The exercise: How many lines of these entries include the string "JSON"? State the number alone.

Entries:
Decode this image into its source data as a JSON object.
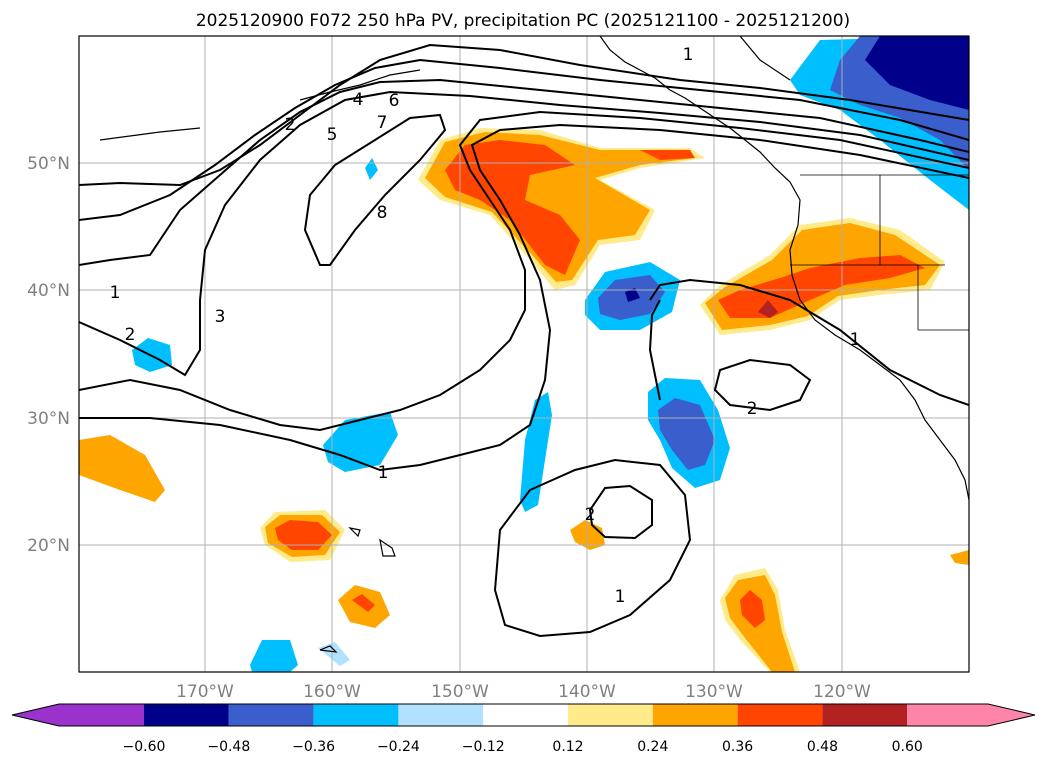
{
  "title": "2025120900 F072 250 hPa PV, precipitation PC (2025121100 - 2025121200)",
  "lat_labels": [
    "50°N",
    "40°N",
    "30°N",
    "20°N"
  ],
  "lon_labels": [
    "170°W",
    "160°W",
    "150°W",
    "140°W",
    "130°W",
    "120°W"
  ],
  "colorbar": {
    "ticks": [
      "−0.60",
      "−0.48",
      "−0.36",
      "−0.24",
      "−0.12",
      "0.12",
      "0.24",
      "0.36",
      "0.48",
      "0.60"
    ],
    "colors": [
      "#9933cc",
      "#00008b",
      "#3a5fcd",
      "#00bfff",
      "#b0e2ff",
      "#ffffff",
      "#ffeb8a",
      "#ffa500",
      "#ff4500",
      "#b22222",
      "#ff85a8"
    ]
  },
  "contour_labels": [
    "1",
    "2",
    "3",
    "4",
    "5",
    "6",
    "7",
    "8",
    "1",
    "2",
    "1",
    "1",
    "2",
    "1",
    "2"
  ]
}
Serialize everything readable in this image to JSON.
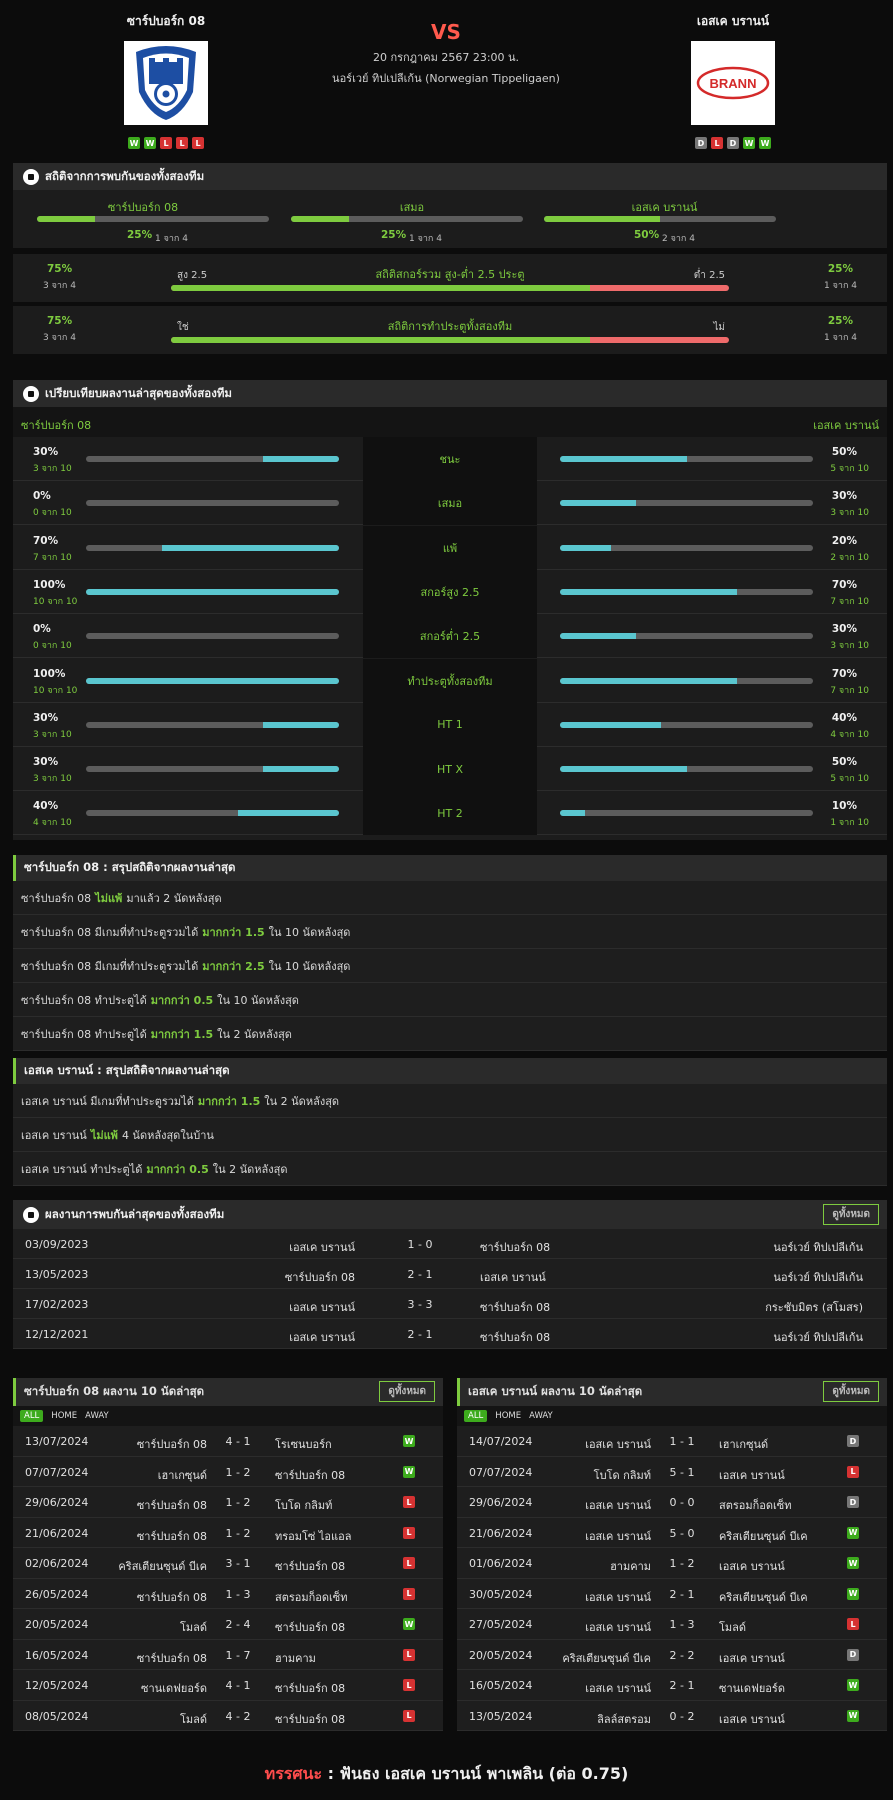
{
  "home": {
    "name": "ซาร์ปบอร์ก 08",
    "form": [
      "W",
      "W",
      "L",
      "L",
      "L"
    ]
  },
  "away": {
    "name": "เอสเค บรานน์",
    "form": [
      "D",
      "L",
      "D",
      "W",
      "W"
    ],
    "logo_text": "BRANN"
  },
  "match": {
    "vs": "VS",
    "date": "20 กรกฎาคม 2567 23:00 น.",
    "league": "นอร์เวย์ ทิปเปลีเก้น (Norwegian Tippeligaen)"
  },
  "h2h_stats": {
    "title": "สถิติจากการพบกันของทั้งสองทีม",
    "cols": [
      {
        "label": "ซาร์ปบอร์ก 08",
        "pct": "25%",
        "of": "1 จาก 4",
        "fill": 0.25
      },
      {
        "label": "เสมอ",
        "pct": "25%",
        "of": "1 จาก 4",
        "fill": 0.25
      },
      {
        "label": "เอสเค บรานน์",
        "pct": "50%",
        "of": "2 จาก 4",
        "fill": 0.5
      }
    ],
    "ou": {
      "title": "สถิติสกอร์รวม สูง-ต่ำ 2.5 ประตู",
      "left_label": "สูง 2.5",
      "right_label": "ต่ำ 2.5",
      "lp": "75%",
      "lo": "3 จาก 4",
      "rp": "25%",
      "ro": "1 จาก 4",
      "fill": 0.75
    },
    "bts": {
      "title": "สถิติการทำประตูทั้งสองทีม",
      "left_label": "ใช่",
      "right_label": "ไม่",
      "lp": "75%",
      "lo": "3 จาก 4",
      "rp": "25%",
      "ro": "1 จาก 4",
      "fill": 0.75
    }
  },
  "compare": {
    "title": "เปรียบเทียบผลงานล่าสุดของทั้งสองทีม",
    "left": "ซาร์ปบอร์ก 08",
    "right": "เอสเค บรานน์",
    "rows": [
      {
        "label": "ชนะ",
        "lp": "30%",
        "ls": "3 จาก 10",
        "lf": 0.3,
        "rp": "50%",
        "rs": "5 จาก 10",
        "rf": 0.5
      },
      {
        "label": "เสมอ",
        "lp": "0%",
        "ls": "0 จาก 10",
        "lf": 0,
        "rp": "30%",
        "rs": "3 จาก 10",
        "rf": 0.3
      },
      {
        "label": "แพ้",
        "lp": "70%",
        "ls": "7 จาก 10",
        "lf": 0.7,
        "rp": "20%",
        "rs": "2 จาก 10",
        "rf": 0.2
      },
      {
        "label": "สกอร์สูง 2.5",
        "lp": "100%",
        "ls": "10 จาก 10",
        "lf": 1,
        "rp": "70%",
        "rs": "7 จาก 10",
        "rf": 0.7
      },
      {
        "label": "สกอร์ต่ำ 2.5",
        "lp": "0%",
        "ls": "0 จาก 10",
        "lf": 0,
        "rp": "30%",
        "rs": "3 จาก 10",
        "rf": 0.3
      },
      {
        "label": "ทำประตูทั้งสองทีม",
        "lp": "100%",
        "ls": "10 จาก 10",
        "lf": 1,
        "rp": "70%",
        "rs": "7 จาก 10",
        "rf": 0.7
      },
      {
        "label": "HT 1",
        "lp": "30%",
        "ls": "3 จาก 10",
        "lf": 0.3,
        "rp": "40%",
        "rs": "4 จาก 10",
        "rf": 0.4
      },
      {
        "label": "HT X",
        "lp": "30%",
        "ls": "3 จาก 10",
        "lf": 0.3,
        "rp": "50%",
        "rs": "5 จาก 10",
        "rf": 0.5
      },
      {
        "label": "HT 2",
        "lp": "40%",
        "ls": "4 จาก 10",
        "lf": 0.4,
        "rp": "10%",
        "rs": "1 จาก 10",
        "rf": 0.1
      }
    ]
  },
  "sum_home": {
    "title": "ซาร์ปบอร์ก 08 : สรุปสถิติจากผลงานล่าสุด",
    "rows": [
      [
        "ซาร์ปบอร์ก 08",
        "ไม่แพ้",
        "มาแล้ว 2 นัดหลังสุด"
      ],
      [
        "ซาร์ปบอร์ก 08  มีเกมที่ทำประตูรวมได้",
        "มากกว่า 1.5",
        "ใน 10 นัดหลังสุด"
      ],
      [
        "ซาร์ปบอร์ก 08  มีเกมที่ทำประตูรวมได้",
        "มากกว่า 2.5",
        "ใน 10 นัดหลังสุด"
      ],
      [
        "ซาร์ปบอร์ก 08  ทำประตูได้",
        "มากกว่า 0.5",
        "ใน 10 นัดหลังสุด"
      ],
      [
        "ซาร์ปบอร์ก 08  ทำประตูได้",
        "มากกว่า 1.5",
        "ใน 2 นัดหลังสุด"
      ]
    ]
  },
  "sum_away": {
    "title": "เอสเค บรานน์ : สรุปสถิติจากผลงานล่าสุด",
    "rows": [
      [
        "เอสเค บรานน์  มีเกมที่ทำประตูรวมได้",
        "มากกว่า 1.5",
        "ใน 2 นัดหลังสุด"
      ],
      [
        "เอสเค บรานน์",
        "ไม่แพ้",
        "4 นัดหลังสุดในบ้าน"
      ],
      [
        "เอสเค บรานน์  ทำประตูได้",
        "มากกว่า 0.5",
        "ใน 2 นัดหลังสุด"
      ]
    ]
  },
  "h2h": {
    "title": "ผลงานการพบกันล่าสุดของทั้งสองทีม",
    "view_all": "ดูทั้งหมด",
    "rows": [
      [
        "03/09/2023",
        "เอสเค บรานน์",
        "1 - 0",
        "ซาร์ปบอร์ก 08",
        "นอร์เวย์ ทิปเปลีเก้น"
      ],
      [
        "13/05/2023",
        "ซาร์ปบอร์ก 08",
        "2 - 1",
        "เอสเค บรานน์",
        "นอร์เวย์ ทิปเปลีเก้น"
      ],
      [
        "17/02/2023",
        "เอสเค บรานน์",
        "3 - 3",
        "ซาร์ปบอร์ก 08",
        "กระชับมิตร (สโมสร)"
      ],
      [
        "12/12/2021",
        "เอสเค บรานน์",
        "2 - 1",
        "ซาร์ปบอร์ก 08",
        "นอร์เวย์ ทิปเปลีเก้น"
      ]
    ]
  },
  "last10_home": {
    "title": "ซาร์ปบอร์ก 08 ผลงาน 10 นัดล่าสุด",
    "view_all": "ดูทั้งหมด",
    "tabs": [
      "ALL",
      "HOME",
      "AWAY"
    ],
    "rows": [
      [
        "13/07/2024",
        "ซาร์ปบอร์ก 08",
        "4 - 1",
        "โรเซนบอร์ก",
        "W"
      ],
      [
        "07/07/2024",
        "เฮาเกซุนด์",
        "1 - 2",
        "ซาร์ปบอร์ก 08",
        "W"
      ],
      [
        "29/06/2024",
        "ซาร์ปบอร์ก 08",
        "1 - 2",
        "โบโด กลิมท์",
        "L"
      ],
      [
        "21/06/2024",
        "ซาร์ปบอร์ก 08",
        "1 - 2",
        "ทรอมโซ่ ไอแอล",
        "L"
      ],
      [
        "02/06/2024",
        "คริสเตียนซุนด์ บีเค",
        "3 - 1",
        "ซาร์ปบอร์ก 08",
        "L"
      ],
      [
        "26/05/2024",
        "ซาร์ปบอร์ก 08",
        "1 - 3",
        "สตรอมก็อดเซ็ท",
        "L"
      ],
      [
        "20/05/2024",
        "โมลด์",
        "2 - 4",
        "ซาร์ปบอร์ก 08",
        "W"
      ],
      [
        "16/05/2024",
        "ซาร์ปบอร์ก 08",
        "1 - 7",
        "ฮามคาม",
        "L"
      ],
      [
        "12/05/2024",
        "ซานเดฟยอร์ด",
        "4 - 1",
        "ซาร์ปบอร์ก 08",
        "L"
      ],
      [
        "08/05/2024",
        "โมลด์",
        "4 - 2",
        "ซาร์ปบอร์ก 08",
        "L"
      ]
    ]
  },
  "last10_away": {
    "title": "เอสเค บรานน์ ผลงาน 10 นัดล่าสุด",
    "view_all": "ดูทั้งหมด",
    "tabs": [
      "ALL",
      "HOME",
      "AWAY"
    ],
    "rows": [
      [
        "14/07/2024",
        "เอสเค บรานน์",
        "1 - 1",
        "เฮาเกซุนด์",
        "D"
      ],
      [
        "07/07/2024",
        "โบโด กลิมท์",
        "5 - 1",
        "เอสเค บรานน์",
        "L"
      ],
      [
        "29/06/2024",
        "เอสเค บรานน์",
        "0 - 0",
        "สตรอมก็อดเซ็ท",
        "D"
      ],
      [
        "21/06/2024",
        "เอสเค บรานน์",
        "5 - 0",
        "คริสเตียนซุนด์ บีเค",
        "W"
      ],
      [
        "01/06/2024",
        "ฮามคาม",
        "1 - 2",
        "เอสเค บรานน์",
        "W"
      ],
      [
        "30/05/2024",
        "เอสเค บรานน์",
        "2 - 1",
        "คริสเตียนซุนด์ บีเค",
        "W"
      ],
      [
        "27/05/2024",
        "เอสเค บรานน์",
        "1 - 3",
        "โมลด์",
        "L"
      ],
      [
        "20/05/2024",
        "คริสเตียนซุนด์ บีเค",
        "2 - 2",
        "เอสเค บรานน์",
        "D"
      ],
      [
        "16/05/2024",
        "เอสเค บรานน์",
        "2 - 1",
        "ซานเดฟยอร์ด",
        "W"
      ],
      [
        "13/05/2024",
        "ลิลล์สตรอม",
        "0 - 2",
        "เอสเค บรานน์",
        "W"
      ]
    ]
  },
  "tip": {
    "label": "ทรรศนะ",
    "sep": " :  ",
    "text": "ฟันธง เอสเค บรานน์ พาเพลิน (ต่อ 0.75)"
  }
}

Complete output: 2